WORK TO BE COMPLETED:
In full and without deviation, write out the entries that follow.

GIVEN ENTRIES:
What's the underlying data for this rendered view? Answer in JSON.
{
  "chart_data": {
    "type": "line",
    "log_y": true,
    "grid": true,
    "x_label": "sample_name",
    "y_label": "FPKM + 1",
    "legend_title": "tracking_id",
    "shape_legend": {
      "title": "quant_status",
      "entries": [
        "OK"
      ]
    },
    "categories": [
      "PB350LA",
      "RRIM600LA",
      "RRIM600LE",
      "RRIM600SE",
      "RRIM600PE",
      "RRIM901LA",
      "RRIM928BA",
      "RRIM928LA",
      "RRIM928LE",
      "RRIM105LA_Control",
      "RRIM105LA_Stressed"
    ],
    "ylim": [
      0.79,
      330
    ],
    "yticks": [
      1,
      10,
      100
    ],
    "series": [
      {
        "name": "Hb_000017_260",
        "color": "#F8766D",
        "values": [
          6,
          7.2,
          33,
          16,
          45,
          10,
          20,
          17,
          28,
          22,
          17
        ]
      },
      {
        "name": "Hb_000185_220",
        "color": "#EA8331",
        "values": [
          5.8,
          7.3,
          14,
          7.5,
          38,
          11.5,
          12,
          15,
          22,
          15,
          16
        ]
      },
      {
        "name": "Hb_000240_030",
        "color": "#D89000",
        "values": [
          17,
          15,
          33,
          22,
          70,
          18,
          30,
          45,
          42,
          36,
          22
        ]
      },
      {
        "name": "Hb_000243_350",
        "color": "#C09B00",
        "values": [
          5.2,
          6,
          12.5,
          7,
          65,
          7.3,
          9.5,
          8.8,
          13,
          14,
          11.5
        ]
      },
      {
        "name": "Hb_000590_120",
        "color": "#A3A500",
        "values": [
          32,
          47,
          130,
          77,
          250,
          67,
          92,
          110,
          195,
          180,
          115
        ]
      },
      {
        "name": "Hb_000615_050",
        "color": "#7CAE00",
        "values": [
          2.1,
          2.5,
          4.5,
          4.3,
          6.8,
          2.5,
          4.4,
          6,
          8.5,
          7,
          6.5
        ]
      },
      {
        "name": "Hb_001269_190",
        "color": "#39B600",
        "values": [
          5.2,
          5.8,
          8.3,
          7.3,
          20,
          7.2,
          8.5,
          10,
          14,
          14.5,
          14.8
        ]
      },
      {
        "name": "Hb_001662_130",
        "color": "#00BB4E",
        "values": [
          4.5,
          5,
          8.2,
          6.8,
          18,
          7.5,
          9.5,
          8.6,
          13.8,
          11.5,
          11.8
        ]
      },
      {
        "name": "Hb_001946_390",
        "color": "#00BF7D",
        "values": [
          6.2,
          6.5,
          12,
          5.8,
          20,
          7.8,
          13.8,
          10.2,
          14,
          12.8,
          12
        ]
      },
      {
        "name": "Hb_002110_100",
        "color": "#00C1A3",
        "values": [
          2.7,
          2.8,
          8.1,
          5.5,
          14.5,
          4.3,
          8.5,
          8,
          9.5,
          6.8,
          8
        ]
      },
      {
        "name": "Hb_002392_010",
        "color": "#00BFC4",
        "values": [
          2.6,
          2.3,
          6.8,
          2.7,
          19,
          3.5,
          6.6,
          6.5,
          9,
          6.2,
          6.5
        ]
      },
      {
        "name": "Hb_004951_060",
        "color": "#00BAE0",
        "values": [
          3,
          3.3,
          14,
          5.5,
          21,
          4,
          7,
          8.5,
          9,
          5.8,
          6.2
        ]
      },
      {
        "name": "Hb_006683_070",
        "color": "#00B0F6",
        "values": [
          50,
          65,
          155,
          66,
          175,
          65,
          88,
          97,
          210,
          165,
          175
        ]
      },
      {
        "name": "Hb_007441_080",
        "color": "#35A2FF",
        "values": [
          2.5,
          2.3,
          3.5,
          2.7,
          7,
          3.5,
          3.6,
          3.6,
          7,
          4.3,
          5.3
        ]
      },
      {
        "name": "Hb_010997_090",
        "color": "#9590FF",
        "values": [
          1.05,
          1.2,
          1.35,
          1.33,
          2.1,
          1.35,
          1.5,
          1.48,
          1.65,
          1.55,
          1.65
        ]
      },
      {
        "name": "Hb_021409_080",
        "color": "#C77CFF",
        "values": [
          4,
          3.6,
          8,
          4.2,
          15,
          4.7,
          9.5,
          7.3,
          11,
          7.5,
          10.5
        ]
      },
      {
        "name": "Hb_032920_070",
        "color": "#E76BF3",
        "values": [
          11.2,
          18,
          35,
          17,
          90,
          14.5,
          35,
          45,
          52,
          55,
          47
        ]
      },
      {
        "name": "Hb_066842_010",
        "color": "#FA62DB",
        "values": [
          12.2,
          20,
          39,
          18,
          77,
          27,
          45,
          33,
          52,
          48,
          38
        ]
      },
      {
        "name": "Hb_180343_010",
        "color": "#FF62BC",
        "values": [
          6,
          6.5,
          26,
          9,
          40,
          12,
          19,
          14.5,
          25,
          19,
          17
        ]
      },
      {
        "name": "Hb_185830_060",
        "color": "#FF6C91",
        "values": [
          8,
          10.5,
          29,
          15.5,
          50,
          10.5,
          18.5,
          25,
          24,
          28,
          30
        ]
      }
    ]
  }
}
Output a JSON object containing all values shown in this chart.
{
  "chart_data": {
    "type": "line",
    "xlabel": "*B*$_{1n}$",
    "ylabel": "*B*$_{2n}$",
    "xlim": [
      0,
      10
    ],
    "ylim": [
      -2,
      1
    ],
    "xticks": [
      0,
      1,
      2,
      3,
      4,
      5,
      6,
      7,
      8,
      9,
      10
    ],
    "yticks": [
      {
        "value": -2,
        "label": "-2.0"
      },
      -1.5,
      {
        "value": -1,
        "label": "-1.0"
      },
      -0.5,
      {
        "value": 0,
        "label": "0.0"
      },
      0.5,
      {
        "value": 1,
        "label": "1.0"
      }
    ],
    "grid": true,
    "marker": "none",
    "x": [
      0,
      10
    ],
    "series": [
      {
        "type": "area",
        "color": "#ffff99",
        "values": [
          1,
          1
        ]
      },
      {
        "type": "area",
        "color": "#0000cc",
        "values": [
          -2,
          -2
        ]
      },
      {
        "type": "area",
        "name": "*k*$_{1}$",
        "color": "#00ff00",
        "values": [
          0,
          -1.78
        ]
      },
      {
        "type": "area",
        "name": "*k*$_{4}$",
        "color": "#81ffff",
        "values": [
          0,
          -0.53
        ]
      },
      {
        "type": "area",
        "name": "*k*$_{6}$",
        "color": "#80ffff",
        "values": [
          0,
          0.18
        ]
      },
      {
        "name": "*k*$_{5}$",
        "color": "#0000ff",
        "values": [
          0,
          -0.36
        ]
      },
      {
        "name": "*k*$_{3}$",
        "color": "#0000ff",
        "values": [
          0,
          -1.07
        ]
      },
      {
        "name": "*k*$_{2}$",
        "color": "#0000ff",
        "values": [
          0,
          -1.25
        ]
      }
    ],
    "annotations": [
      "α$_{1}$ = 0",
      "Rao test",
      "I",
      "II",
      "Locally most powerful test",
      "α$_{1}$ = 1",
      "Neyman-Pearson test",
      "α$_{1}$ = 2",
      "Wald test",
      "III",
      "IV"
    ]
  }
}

TASK OUTPUT:
What's the underlying data for this rendered view? Answer in JSON.
{
  "chart_data": {
    "type": "line",
    "log_y": true,
    "grid": true,
    "x_label": "sample_name",
    "y_label": "FPKM + 1",
    "legend_title": "tracking_id",
    "shape_legend": {
      "title": "quant_status",
      "entries": [
        "OK"
      ]
    },
    "categories": [
      "PB350LA",
      "RRIM600LA",
      "RRIM600LE",
      "RRIM600SE",
      "RRIM600PE",
      "RRIM901LA",
      "RRIM928BA",
      "RRIM928LA",
      "RRIM928LE",
      "RRIM105LA_Control",
      "RRIM105LA_Stressed"
    ],
    "ylim": [
      0.79,
      330
    ],
    "yticks": [
      1,
      10,
      100
    ],
    "series": [
      {
        "name": "Hb_000017_260",
        "color": "#F8766D",
        "values": [
          6,
          7.2,
          33,
          16,
          45,
          10,
          20,
          17,
          28,
          22,
          17
        ]
      },
      {
        "name": "Hb_000185_220",
        "color": "#EA8331",
        "values": [
          5.8,
          7.3,
          14,
          7.5,
          38,
          11.5,
          12,
          15,
          22,
          15,
          16
        ]
      },
      {
        "name": "Hb_000240_030",
        "color": "#D89000",
        "values": [
          17,
          15,
          33,
          22,
          70,
          18,
          30,
          45,
          42,
          36,
          22
        ]
      },
      {
        "name": "Hb_000243_350",
        "color": "#C09B00",
        "values": [
          5.2,
          6,
          12.5,
          7,
          65,
          7.3,
          9.5,
          8.8,
          13,
          14,
          11.5
        ]
      },
      {
        "name": "Hb_000590_120",
        "color": "#A3A500",
        "values": [
          32,
          47,
          130,
          77,
          250,
          67,
          92,
          110,
          195,
          180,
          115
        ]
      },
      {
        "name": "Hb_000615_050",
        "color": "#7CAE00",
        "values": [
          2.1,
          2.5,
          4.5,
          4.3,
          6.8,
          2.5,
          4.4,
          6,
          8.5,
          7,
          6.5
        ]
      },
      {
        "name": "Hb_001269_190",
        "color": "#39B600",
        "values": [
          5.2,
          5.8,
          8.3,
          7.3,
          20,
          7.2,
          8.5,
          10,
          14,
          14.5,
          14.8
        ]
      },
      {
        "name": "Hb_001662_130",
        "color": "#00BB4E",
        "values": [
          4.5,
          5,
          8.2,
          6.8,
          18,
          7.5,
          9.5,
          8.6,
          13.8,
          11.5,
          11.8
        ]
      },
      {
        "name": "Hb_001946_390",
        "color": "#00BF7D",
        "values": [
          6.2,
          6.5,
          12,
          5.8,
          20,
          7.8,
          13.8,
          10.2,
          14,
          12.8,
          12
        ]
      },
      {
        "name": "Hb_002110_100",
        "color": "#00C1A3",
        "values": [
          2.7,
          2.8,
          8.1,
          5.5,
          14.5,
          4.3,
          8.5,
          8,
          9.5,
          6.8,
          8
        ]
      },
      {
        "name": "Hb_002392_010",
        "color": "#00BFC4",
        "values": [
          2.6,
          2.3,
          6.8,
          2.7,
          19,
          3.5,
          6.6,
          6.5,
          9,
          6.2,
          6.5
        ]
      },
      {
        "name": "Hb_004951_060",
        "color": "#00BAE0",
        "values": [
          3,
          3.3,
          14,
          5.5,
          21,
          4,
          7,
          8.5,
          9,
          5.8,
          6.2
        ]
      },
      {
        "name": "Hb_006683_070",
        "color": "#00B0F6",
        "values": [
          50,
          65,
          155,
          66,
          175,
          65,
          88,
          97,
          210,
          165,
          175
        ]
      },
      {
        "name": "Hb_007441_080",
        "color": "#35A2FF",
        "values": [
          2.5,
          2.3,
          3.5,
          2.7,
          7,
          3.5,
          3.6,
          3.6,
          7,
          4.3,
          5.3
        ]
      },
      {
        "name": "Hb_010997_090",
        "color": "#9590FF",
        "values": [
          1.05,
          1.2,
          1.35,
          1.33,
          2.1,
          1.35,
          1.5,
          1.48,
          1.65,
          1.55,
          1.65
        ]
      },
      {
        "name": "Hb_021409_080",
        "color": "#C77CFF",
        "values": [
          4,
          3.6,
          8,
          4.2,
          15,
          4.7,
          9.5,
          7.3,
          11,
          7.5,
          10.5
        ]
      },
      {
        "name": "Hb_032920_070",
        "color": "#E76BF3",
        "values": [
          11.2,
          18,
          35,
          17,
          90,
          14.5,
          35,
          45,
          52,
          55,
          47
        ]
      },
      {
        "name": "Hb_066842_010",
        "color": "#FA62DB",
        "values": [
          12.2,
          20,
          39,
          18,
          77,
          27,
          45,
          33,
          52,
          48,
          38
        ]
      },
      {
        "name": "Hb_180343_010",
        "color": "#FF62BC",
        "values": [
          6,
          6.5,
          26,
          9,
          40,
          12,
          19,
          14.5,
          25,
          19,
          17
        ]
      },
      {
        "name": "Hb_185830_060",
        "color": "#FF6C91",
        "values": [
          8,
          10.5,
          29,
          15.5,
          50,
          10.5,
          18.5,
          25,
          24,
          28,
          30
        ]
      }
    ]
  }
}
Output a JSON object containing all values shown in this chart.
{
  "chart_data": {
    "type": "line",
    "xlabel": "*B*$_{1n}$",
    "ylabel": "*B*$_{2n}$",
    "xlim": [
      0,
      10
    ],
    "ylim": [
      -2,
      1
    ],
    "xticks": [
      0,
      1,
      2,
      3,
      4,
      5,
      6,
      7,
      8,
      9,
      10
    ],
    "yticks": [
      {
        "value": -2,
        "label": "-2.0"
      },
      -1.5,
      {
        "value": -1,
        "label": "-1.0"
      },
      -0.5,
      {
        "value": 0,
        "label": "0.0"
      },
      0.5,
      {
        "value": 1,
        "label": "1.0"
      }
    ],
    "grid": true,
    "marker": "none",
    "x": [
      0,
      10
    ],
    "series": [
      {
        "type": "area",
        "color": "#ffff99",
        "values": [
          1,
          1
        ]
      },
      {
        "type": "area",
        "color": "#0000cc",
        "values": [
          -2,
          -2
        ]
      },
      {
        "type": "area",
        "name": "*k*$_{1}$",
        "color": "#00ff00",
        "values": [
          0,
          -1.78
        ]
      },
      {
        "type": "area",
        "name": "*k*$_{4}$",
        "color": "#81ffff",
        "values": [
          0,
          -0.53
        ]
      },
      {
        "type": "area",
        "name": "*k*$_{6}$",
        "color": "#80ffff",
        "values": [
          0,
          0.18
        ]
      },
      {
        "name": "*k*$_{5}$",
        "color": "#0000ff",
        "values": [
          0,
          -0.36
        ]
      },
      {
        "name": "*k*$_{3}$",
        "color": "#0000ff",
        "values": [
          0,
          -1.07
        ]
      },
      {
        "name": "*k*$_{2}$",
        "color": "#0000ff",
        "values": [
          0,
          -1.25
        ]
      }
    ],
    "annotations": [
      "α$_{1}$ = 0",
      "Rao test",
      "I",
      "II",
      "Locally most powerful test",
      "α$_{1}$ = 1",
      "Neyman-Pearson test",
      "α$_{1}$ = 2",
      "Wald test",
      "III",
      "IV"
    ]
  }
}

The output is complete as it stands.